■ **What you are asked to do**:
Your task is to repeat the listing exactly.

··· Records to use ···

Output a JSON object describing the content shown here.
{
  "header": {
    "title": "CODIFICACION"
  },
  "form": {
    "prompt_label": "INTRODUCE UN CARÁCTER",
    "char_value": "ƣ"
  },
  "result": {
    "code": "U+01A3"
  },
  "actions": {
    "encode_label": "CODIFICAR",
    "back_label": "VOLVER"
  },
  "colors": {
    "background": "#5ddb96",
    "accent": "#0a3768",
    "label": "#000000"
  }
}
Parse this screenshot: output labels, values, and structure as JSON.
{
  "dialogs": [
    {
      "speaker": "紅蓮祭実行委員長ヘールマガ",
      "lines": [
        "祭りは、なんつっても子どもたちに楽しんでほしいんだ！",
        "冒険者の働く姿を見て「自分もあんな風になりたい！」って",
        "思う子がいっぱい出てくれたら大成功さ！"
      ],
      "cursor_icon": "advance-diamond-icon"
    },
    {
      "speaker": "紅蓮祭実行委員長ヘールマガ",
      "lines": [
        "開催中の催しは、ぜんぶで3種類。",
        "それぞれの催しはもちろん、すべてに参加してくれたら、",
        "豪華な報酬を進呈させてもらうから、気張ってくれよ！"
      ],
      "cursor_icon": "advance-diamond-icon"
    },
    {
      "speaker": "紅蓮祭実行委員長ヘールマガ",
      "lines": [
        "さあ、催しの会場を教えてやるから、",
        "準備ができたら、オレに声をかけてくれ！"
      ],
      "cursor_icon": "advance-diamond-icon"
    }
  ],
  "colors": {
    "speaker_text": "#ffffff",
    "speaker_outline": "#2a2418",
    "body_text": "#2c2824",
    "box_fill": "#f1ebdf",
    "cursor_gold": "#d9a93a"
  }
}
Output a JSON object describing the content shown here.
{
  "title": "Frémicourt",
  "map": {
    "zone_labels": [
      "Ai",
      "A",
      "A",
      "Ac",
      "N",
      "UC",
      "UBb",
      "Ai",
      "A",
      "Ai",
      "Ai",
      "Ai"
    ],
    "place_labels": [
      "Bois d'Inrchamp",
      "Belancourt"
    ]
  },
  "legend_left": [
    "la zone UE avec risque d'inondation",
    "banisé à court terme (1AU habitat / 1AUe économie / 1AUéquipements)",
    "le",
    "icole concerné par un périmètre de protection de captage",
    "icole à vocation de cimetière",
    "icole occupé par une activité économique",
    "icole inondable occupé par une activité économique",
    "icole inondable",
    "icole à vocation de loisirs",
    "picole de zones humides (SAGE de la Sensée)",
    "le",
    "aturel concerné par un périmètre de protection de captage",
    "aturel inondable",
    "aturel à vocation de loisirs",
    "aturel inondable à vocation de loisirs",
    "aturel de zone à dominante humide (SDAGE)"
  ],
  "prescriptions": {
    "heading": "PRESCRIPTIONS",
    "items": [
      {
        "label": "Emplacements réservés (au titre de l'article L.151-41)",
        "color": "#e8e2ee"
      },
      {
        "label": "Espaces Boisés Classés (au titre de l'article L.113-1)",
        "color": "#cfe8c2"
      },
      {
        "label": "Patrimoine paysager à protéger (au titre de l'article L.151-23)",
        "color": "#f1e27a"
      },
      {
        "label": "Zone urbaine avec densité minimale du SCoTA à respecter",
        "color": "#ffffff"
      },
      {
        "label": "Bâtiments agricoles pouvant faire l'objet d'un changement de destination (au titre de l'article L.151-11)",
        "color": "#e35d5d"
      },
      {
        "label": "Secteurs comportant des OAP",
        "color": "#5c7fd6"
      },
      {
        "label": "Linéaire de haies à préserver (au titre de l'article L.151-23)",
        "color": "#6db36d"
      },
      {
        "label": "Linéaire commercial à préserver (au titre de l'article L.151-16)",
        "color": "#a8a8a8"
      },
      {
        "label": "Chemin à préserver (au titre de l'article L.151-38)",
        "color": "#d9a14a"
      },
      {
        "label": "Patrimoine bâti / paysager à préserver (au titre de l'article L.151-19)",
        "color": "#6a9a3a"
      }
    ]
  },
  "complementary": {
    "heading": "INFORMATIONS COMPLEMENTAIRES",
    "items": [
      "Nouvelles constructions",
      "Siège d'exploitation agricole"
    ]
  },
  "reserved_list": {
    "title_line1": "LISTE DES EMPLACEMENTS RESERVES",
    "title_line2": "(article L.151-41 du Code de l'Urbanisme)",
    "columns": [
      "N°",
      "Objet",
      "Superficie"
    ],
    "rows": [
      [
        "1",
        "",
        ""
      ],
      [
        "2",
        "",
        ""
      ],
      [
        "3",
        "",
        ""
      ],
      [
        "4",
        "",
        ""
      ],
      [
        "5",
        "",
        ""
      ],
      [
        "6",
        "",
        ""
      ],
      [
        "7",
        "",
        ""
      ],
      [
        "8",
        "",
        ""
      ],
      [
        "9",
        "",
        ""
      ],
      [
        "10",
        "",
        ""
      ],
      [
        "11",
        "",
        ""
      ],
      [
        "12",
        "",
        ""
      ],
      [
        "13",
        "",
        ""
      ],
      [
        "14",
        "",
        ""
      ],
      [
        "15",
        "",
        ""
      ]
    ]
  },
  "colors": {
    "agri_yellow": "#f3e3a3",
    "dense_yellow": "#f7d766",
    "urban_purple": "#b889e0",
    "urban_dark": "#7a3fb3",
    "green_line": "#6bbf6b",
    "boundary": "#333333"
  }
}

···

■ **Result of the task**:
Output a JSON object describing the content shown here.
{
  "header": {
    "title": "CODIFICACION"
  },
  "form": {
    "prompt_label": "INTRODUCE UN CARÁCTER",
    "char_value": "ƣ"
  },
  "result": {
    "code": "U+01A3"
  },
  "actions": {
    "encode_label": "CODIFICAR",
    "back_label": "VOLVER"
  },
  "colors": {
    "background": "#5ddb96",
    "accent": "#0a3768",
    "label": "#000000"
  }
}
Parse this screenshot: output labels, values, and structure as JSON.
{
  "dialogs": [
    {
      "speaker": "紅蓮祭実行委員長ヘールマガ",
      "lines": [
        "祭りは、なんつっても子どもたちに楽しんでほしいんだ！",
        "冒険者の働く姿を見て「自分もあんな風になりたい！」って",
        "思う子がいっぱい出てくれたら大成功さ！"
      ],
      "cursor_icon": "advance-diamond-icon"
    },
    {
      "speaker": "紅蓮祭実行委員長ヘールマガ",
      "lines": [
        "開催中の催しは、ぜんぶで3種類。",
        "それぞれの催しはもちろん、すべてに参加してくれたら、",
        "豪華な報酬を進呈させてもらうから、気張ってくれよ！"
      ],
      "cursor_icon": "advance-diamond-icon"
    },
    {
      "speaker": "紅蓮祭実行委員長ヘールマガ",
      "lines": [
        "さあ、催しの会場を教えてやるから、",
        "準備ができたら、オレに声をかけてくれ！"
      ],
      "cursor_icon": "advance-diamond-icon"
    }
  ],
  "colors": {
    "speaker_text": "#ffffff",
    "speaker_outline": "#2a2418",
    "body_text": "#2c2824",
    "box_fill": "#f1ebdf",
    "cursor_gold": "#d9a93a"
  }
}
Output a JSON object describing the content shown here.
{
  "title": "Frémicourt",
  "map": {
    "zone_labels": [
      "Ai",
      "A",
      "A",
      "Ac",
      "N",
      "UC",
      "UBb",
      "Ai",
      "A",
      "Ai",
      "Ai",
      "Ai"
    ],
    "place_labels": [
      "Bois d'Inrchamp",
      "Belancourt"
    ]
  },
  "legend_left": [
    "la zone UE avec risque d'inondation",
    "banisé à court terme (1AU habitat / 1AUe économie / 1AUéquipements)",
    "le",
    "icole concerné par un périmètre de protection de captage",
    "icole à vocation de cimetière",
    "icole occupé par une activité économique",
    "icole inondable occupé par une activité économique",
    "icole inondable",
    "icole à vocation de loisirs",
    "picole de zones humides (SAGE de la Sensée)",
    "le",
    "aturel concerné par un périmètre de protection de captage",
    "aturel inondable",
    "aturel à vocation de loisirs",
    "aturel inondable à vocation de loisirs",
    "aturel de zone à dominante humide (SDAGE)"
  ],
  "prescriptions": {
    "heading": "PRESCRIPTIONS",
    "items": [
      {
        "label": "Emplacements réservés (au titre de l'article L.151-41)",
        "color": "#e8e2ee"
      },
      {
        "label": "Espaces Boisés Classés (au titre de l'article L.113-1)",
        "color": "#cfe8c2"
      },
      {
        "label": "Patrimoine paysager à protéger (au titre de l'article L.151-23)",
        "color": "#f1e27a"
      },
      {
        "label": "Zone urbaine avec densité minimale du SCoTA à respecter",
        "color": "#ffffff"
      },
      {
        "label": "Bâtiments agricoles pouvant faire l'objet d'un changement de destination (au titre de l'article L.151-11)",
        "color": "#e35d5d"
      },
      {
        "label": "Secteurs comportant des OAP",
        "color": "#5c7fd6"
      },
      {
        "label": "Linéaire de haies à préserver (au titre de l'article L.151-23)",
        "color": "#6db36d"
      },
      {
        "label": "Linéaire commercial à préserver (au titre de l'article L.151-16)",
        "color": "#a8a8a8"
      },
      {
        "label": "Chemin à préserver (au titre de l'article L.151-38)",
        "color": "#d9a14a"
      },
      {
        "label": "Patrimoine bâti / paysager à préserver (au titre de l'article L.151-19)",
        "color": "#6a9a3a"
      }
    ]
  },
  "complementary": {
    "heading": "INFORMATIONS COMPLEMENTAIRES",
    "items": [
      "Nouvelles constructions",
      "Siège d'exploitation agricole"
    ]
  },
  "reserved_list": {
    "title_line1": "LISTE DES EMPLACEMENTS RESERVES",
    "title_line2": "(article L.151-41 du Code de l'Urbanisme)",
    "columns": [
      "N°",
      "Objet",
      "Superficie"
    ],
    "rows": [
      [
        "1",
        "",
        ""
      ],
      [
        "2",
        "",
        ""
      ],
      [
        "3",
        "",
        ""
      ],
      [
        "4",
        "",
        ""
      ],
      [
        "5",
        "",
        ""
      ],
      [
        "6",
        "",
        ""
      ],
      [
        "7",
        "",
        ""
      ],
      [
        "8",
        "",
        ""
      ],
      [
        "9",
        "",
        ""
      ],
      [
        "10",
        "",
        ""
      ],
      [
        "11",
        "",
        ""
      ],
      [
        "12",
        "",
        ""
      ],
      [
        "13",
        "",
        ""
      ],
      [
        "14",
        "",
        ""
      ],
      [
        "15",
        "",
        ""
      ]
    ]
  },
  "colors": {
    "agri_yellow": "#f3e3a3",
    "dense_yellow": "#f7d766",
    "urban_purple": "#b889e0",
    "urban_dark": "#7a3fb3",
    "green_line": "#6bbf6b",
    "boundary": "#333333"
  }
}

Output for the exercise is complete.